| What you need to do |
Return all of the entries exactly as written.
--- --- ---
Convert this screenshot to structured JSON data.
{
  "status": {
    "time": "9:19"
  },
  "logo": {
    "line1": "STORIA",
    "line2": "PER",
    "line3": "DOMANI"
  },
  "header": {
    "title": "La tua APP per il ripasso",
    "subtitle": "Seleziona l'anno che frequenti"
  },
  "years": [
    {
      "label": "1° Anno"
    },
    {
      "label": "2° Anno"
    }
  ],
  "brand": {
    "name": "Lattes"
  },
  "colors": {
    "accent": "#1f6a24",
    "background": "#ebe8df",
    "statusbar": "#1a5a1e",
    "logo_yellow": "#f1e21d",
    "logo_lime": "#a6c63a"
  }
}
--- --- ---
| Task answer |
Convert this screenshot to structured JSON data.
{
  "status": {
    "time": "9:19"
  },
  "logo": {
    "line1": "STORIA",
    "line2": "PER",
    "line3": "DOMANI"
  },
  "header": {
    "title": "La tua APP per il ripasso",
    "subtitle": "Seleziona l'anno che frequenti"
  },
  "years": [
    {
      "label": "1° Anno"
    },
    {
      "label": "2° Anno"
    }
  ],
  "brand": {
    "name": "Lattes"
  },
  "colors": {
    "accent": "#1f6a24",
    "background": "#ebe8df",
    "statusbar": "#1a5a1e",
    "logo_yellow": "#f1e21d",
    "logo_lime": "#a6c63a"
  }
}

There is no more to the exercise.